▶ [The exercise]:
Copy every line of the listing below without changing anything.

___

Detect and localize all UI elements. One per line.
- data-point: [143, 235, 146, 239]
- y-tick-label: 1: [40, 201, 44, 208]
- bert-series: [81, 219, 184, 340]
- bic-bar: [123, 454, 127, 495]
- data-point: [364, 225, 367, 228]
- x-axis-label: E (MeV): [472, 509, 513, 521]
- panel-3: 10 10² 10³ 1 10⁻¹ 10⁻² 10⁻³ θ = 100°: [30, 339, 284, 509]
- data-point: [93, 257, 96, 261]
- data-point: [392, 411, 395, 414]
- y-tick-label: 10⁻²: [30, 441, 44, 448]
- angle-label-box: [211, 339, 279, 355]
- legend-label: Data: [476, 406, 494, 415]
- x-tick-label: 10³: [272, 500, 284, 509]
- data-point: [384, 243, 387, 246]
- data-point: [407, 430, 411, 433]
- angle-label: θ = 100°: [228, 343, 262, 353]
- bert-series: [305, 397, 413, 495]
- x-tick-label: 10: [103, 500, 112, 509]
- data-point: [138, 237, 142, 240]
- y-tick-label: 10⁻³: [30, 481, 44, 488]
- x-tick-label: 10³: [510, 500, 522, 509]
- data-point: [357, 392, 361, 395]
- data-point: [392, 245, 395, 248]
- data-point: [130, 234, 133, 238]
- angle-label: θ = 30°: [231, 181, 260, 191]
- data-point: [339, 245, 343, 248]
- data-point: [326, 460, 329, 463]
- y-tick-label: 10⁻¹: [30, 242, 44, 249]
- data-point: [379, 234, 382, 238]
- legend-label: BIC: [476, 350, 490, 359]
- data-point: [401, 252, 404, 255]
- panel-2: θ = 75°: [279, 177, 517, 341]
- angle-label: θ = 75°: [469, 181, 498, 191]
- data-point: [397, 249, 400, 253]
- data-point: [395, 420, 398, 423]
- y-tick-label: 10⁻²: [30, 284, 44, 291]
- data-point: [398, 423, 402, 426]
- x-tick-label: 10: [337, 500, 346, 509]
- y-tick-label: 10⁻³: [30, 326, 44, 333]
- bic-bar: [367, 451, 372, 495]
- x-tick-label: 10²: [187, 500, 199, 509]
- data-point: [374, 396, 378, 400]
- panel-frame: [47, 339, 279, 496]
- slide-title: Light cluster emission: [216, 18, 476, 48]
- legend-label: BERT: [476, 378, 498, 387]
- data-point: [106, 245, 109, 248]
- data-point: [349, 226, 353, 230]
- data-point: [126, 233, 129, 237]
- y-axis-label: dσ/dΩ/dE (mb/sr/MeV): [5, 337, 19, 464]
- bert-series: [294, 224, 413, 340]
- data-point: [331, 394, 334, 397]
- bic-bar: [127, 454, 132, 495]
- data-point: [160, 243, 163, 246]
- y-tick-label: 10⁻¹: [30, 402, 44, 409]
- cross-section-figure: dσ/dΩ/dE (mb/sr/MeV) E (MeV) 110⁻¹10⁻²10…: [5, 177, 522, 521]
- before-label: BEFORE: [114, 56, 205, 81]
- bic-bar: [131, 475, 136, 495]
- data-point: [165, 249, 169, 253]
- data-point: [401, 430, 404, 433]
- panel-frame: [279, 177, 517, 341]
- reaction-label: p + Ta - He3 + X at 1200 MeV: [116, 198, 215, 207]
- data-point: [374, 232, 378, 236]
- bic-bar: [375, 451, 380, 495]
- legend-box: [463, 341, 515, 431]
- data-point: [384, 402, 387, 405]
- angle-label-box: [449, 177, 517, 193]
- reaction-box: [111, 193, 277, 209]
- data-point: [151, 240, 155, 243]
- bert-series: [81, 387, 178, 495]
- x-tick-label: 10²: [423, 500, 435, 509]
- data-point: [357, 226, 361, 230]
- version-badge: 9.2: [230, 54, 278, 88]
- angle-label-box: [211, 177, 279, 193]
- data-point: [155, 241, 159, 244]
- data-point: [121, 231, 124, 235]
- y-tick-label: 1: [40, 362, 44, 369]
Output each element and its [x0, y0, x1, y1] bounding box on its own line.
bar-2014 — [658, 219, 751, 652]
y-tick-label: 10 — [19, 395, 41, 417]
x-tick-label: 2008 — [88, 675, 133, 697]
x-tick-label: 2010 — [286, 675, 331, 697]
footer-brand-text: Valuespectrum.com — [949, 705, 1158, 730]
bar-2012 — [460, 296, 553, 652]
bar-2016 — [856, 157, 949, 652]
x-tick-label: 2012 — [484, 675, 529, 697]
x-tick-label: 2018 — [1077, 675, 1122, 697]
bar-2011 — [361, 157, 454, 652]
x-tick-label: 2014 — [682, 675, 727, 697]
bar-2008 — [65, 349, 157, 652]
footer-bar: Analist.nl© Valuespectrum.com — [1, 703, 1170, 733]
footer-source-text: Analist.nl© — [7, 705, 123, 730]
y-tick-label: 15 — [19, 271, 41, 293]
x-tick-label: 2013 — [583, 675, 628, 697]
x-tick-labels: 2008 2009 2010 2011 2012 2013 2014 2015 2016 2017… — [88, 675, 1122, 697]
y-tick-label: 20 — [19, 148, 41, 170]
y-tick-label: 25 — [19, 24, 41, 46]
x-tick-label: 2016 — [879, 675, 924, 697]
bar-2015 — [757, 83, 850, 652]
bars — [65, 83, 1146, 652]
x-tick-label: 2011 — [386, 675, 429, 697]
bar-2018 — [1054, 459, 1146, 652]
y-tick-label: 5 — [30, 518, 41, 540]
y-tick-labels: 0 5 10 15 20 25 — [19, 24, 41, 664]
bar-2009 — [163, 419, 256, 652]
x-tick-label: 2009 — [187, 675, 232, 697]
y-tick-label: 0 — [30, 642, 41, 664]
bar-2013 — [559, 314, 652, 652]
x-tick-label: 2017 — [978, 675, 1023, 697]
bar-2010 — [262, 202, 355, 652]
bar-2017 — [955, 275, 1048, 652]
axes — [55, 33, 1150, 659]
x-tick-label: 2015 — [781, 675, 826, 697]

___

▶ [Expected answer]:
Detect and localize all UI elements. One per line.
- data-point: [143, 235, 146, 239]
- y-tick-label: 1: [40, 201, 44, 208]
- bert-series: [81, 219, 184, 340]
- bic-bar: [123, 454, 127, 495]
- data-point: [364, 225, 367, 228]
- x-axis-label: E (MeV): [472, 509, 513, 521]
- panel-3: 10 10² 10³ 1 10⁻¹ 10⁻² 10⁻³ θ = 100°: [30, 339, 284, 509]
- data-point: [93, 257, 96, 261]
- data-point: [392, 411, 395, 414]
- y-tick-label: 10⁻²: [30, 441, 44, 448]
- angle-label-box: [211, 339, 279, 355]
- legend-label: Data: [476, 406, 494, 415]
- x-tick-label: 10³: [272, 500, 284, 509]
- data-point: [384, 243, 387, 246]
- data-point: [407, 430, 411, 433]
- angle-label: θ = 100°: [228, 343, 262, 353]
- bert-series: [305, 397, 413, 495]
- x-tick-label: 10: [103, 500, 112, 509]
- data-point: [138, 237, 142, 240]
- y-tick-label: 10⁻³: [30, 481, 44, 488]
- x-tick-label: 10³: [510, 500, 522, 509]
- data-point: [357, 392, 361, 395]
- data-point: [392, 245, 395, 248]
- data-point: [130, 234, 133, 238]
- angle-label: θ = 30°: [231, 181, 260, 191]
- data-point: [339, 245, 343, 248]
- data-point: [326, 460, 329, 463]
- y-tick-label: 10⁻¹: [30, 242, 44, 249]
- data-point: [379, 234, 382, 238]
- legend-label: BIC: [476, 350, 490, 359]
- data-point: [401, 252, 404, 255]
- panel-2: θ = 75°: [279, 177, 517, 341]
- angle-label: θ = 75°: [469, 181, 498, 191]
- data-point: [397, 249, 400, 253]
- data-point: [395, 420, 398, 423]
- y-tick-label: 10⁻²: [30, 284, 44, 291]
- data-point: [398, 423, 402, 426]
- x-tick-label: 10: [337, 500, 346, 509]
- y-tick-label: 10⁻³: [30, 326, 44, 333]
- bic-bar: [367, 451, 372, 495]
- x-tick-label: 10²: [187, 500, 199, 509]
- data-point: [374, 396, 378, 400]
- panel-frame: [47, 339, 279, 496]
- slide-title: Light cluster emission: [216, 18, 476, 48]
- legend-label: BERT: [476, 378, 498, 387]
- data-point: [106, 245, 109, 248]
- data-point: [349, 226, 353, 230]
- data-point: [126, 233, 129, 237]
- y-axis-label: dσ/dΩ/dE (mb/sr/MeV): [5, 337, 19, 464]
- bert-series: [294, 224, 413, 340]
- data-point: [331, 394, 334, 397]
- bic-bar: [127, 454, 132, 495]
- data-point: [160, 243, 163, 246]
- y-tick-label: 10⁻¹: [30, 402, 44, 409]
- cross-section-figure: dσ/dΩ/dE (mb/sr/MeV) E (MeV) 110⁻¹10⁻²10…: [5, 177, 522, 521]
- before-label: BEFORE: [114, 56, 205, 81]
- bic-bar: [131, 475, 136, 495]
- data-point: [165, 249, 169, 253]
- data-point: [401, 430, 404, 433]
- panel-frame: [279, 177, 517, 341]
- reaction-label: p + Ta - He3 + X at 1200 MeV: [116, 198, 215, 207]
- data-point: [374, 232, 378, 236]
- bic-bar: [375, 451, 380, 495]
- legend-box: [463, 341, 515, 431]
- data-point: [384, 402, 387, 405]
- angle-label-box: [449, 177, 517, 193]
- reaction-box: [111, 193, 277, 209]
- data-point: [151, 240, 155, 243]
- bert-series: [81, 387, 178, 495]
- x-tick-label: 10²: [423, 500, 435, 509]
- data-point: [357, 226, 361, 230]
- version-badge: 9.2: [230, 54, 278, 88]
- angle-label-box: [211, 177, 279, 193]
- data-point: [155, 241, 159, 244]
- data-point: [121, 231, 124, 235]
- y-tick-label: 1: [40, 362, 44, 369]
Output each element and its [x0, y0, x1, y1] bounding box on its own line.
bar-2014 — [658, 219, 751, 652]
y-tick-label: 10 — [19, 395, 41, 417]
x-tick-label: 2008 — [88, 675, 133, 697]
x-tick-label: 2010 — [286, 675, 331, 697]
footer-brand-text: Valuespectrum.com — [949, 705, 1158, 730]
bar-2012 — [460, 296, 553, 652]
bar-2016 — [856, 157, 949, 652]
x-tick-label: 2012 — [484, 675, 529, 697]
x-tick-label: 2018 — [1077, 675, 1122, 697]
bar-2011 — [361, 157, 454, 652]
x-tick-label: 2014 — [682, 675, 727, 697]
bar-2008 — [65, 349, 157, 652]
footer-bar: Analist.nl© Valuespectrum.com — [1, 703, 1170, 733]
footer-source-text: Analist.nl© — [7, 705, 123, 730]
y-tick-label: 15 — [19, 271, 41, 293]
x-tick-label: 2013 — [583, 675, 628, 697]
x-tick-labels: 2008 2009 2010 2011 2012 2013 2014 2015 2016 2017… — [88, 675, 1122, 697]
y-tick-label: 20 — [19, 148, 41, 170]
y-tick-label: 25 — [19, 24, 41, 46]
x-tick-label: 2016 — [879, 675, 924, 697]
bar-2015 — [757, 83, 850, 652]
bars — [65, 83, 1146, 652]
x-tick-label: 2011 — [386, 675, 429, 697]
bar-2018 — [1054, 459, 1146, 652]
y-tick-label: 5 — [30, 518, 41, 540]
y-tick-labels: 0 5 10 15 20 25 — [19, 24, 41, 664]
bar-2009 — [163, 419, 256, 652]
x-tick-label: 2009 — [187, 675, 232, 697]
y-tick-label: 0 — [30, 642, 41, 664]
bar-2013 — [559, 314, 652, 652]
x-tick-label: 2017 — [978, 675, 1023, 697]
bar-2010 — [262, 202, 355, 652]
bar-2017 — [955, 275, 1048, 652]
axes — [55, 33, 1150, 659]
x-tick-label: 2015 — [781, 675, 826, 697]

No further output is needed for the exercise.